>> START MATERIAL TO PROCESS

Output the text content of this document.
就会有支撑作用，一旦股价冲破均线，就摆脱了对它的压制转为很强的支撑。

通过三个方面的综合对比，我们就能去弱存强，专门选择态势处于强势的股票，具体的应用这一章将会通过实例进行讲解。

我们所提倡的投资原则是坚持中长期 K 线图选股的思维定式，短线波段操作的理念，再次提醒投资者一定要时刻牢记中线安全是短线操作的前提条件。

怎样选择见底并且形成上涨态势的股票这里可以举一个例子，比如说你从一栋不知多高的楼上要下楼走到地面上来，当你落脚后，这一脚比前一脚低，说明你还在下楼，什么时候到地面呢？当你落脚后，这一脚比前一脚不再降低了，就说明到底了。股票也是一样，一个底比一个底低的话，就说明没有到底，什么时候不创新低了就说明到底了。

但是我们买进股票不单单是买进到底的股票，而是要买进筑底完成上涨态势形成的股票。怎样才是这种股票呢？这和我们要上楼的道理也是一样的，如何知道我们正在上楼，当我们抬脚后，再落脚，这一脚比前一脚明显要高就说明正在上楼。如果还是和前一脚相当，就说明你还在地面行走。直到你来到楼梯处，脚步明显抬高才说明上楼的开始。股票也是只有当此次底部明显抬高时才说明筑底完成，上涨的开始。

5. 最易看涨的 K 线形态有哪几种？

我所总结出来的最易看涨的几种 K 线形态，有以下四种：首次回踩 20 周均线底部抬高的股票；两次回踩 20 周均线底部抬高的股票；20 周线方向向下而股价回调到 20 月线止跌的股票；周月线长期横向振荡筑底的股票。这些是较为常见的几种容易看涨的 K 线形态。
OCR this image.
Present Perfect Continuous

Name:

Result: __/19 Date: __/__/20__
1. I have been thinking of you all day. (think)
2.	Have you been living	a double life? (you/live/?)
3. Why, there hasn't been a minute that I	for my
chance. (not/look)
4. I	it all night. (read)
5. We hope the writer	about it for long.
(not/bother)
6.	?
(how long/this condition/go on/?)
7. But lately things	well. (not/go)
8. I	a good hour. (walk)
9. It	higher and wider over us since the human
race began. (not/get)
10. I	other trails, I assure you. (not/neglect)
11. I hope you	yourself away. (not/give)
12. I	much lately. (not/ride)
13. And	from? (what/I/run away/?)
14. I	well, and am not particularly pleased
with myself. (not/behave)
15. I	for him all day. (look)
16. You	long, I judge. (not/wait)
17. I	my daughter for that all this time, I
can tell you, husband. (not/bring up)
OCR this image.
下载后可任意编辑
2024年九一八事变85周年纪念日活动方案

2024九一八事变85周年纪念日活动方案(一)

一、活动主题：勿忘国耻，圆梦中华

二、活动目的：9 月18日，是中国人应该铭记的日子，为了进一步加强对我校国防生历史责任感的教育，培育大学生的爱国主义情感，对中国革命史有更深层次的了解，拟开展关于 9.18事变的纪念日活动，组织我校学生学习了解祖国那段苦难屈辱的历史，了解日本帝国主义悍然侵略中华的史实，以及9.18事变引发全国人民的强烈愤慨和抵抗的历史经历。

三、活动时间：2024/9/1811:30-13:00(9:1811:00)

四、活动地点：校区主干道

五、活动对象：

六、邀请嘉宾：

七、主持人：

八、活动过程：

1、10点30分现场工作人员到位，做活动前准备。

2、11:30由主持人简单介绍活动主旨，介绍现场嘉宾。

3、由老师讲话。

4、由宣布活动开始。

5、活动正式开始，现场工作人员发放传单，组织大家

>> END MATERIAL TO PROCESS

◆ EXERCISE: Search the listing for the word "been". Copy every line in which it occurs.

◆ FINAL RESULT:
1. I have been thinking of you all day. (think)
2.	Have you been living	a double life? (you/live/?)
3. Why, there hasn't been a minute that I	for my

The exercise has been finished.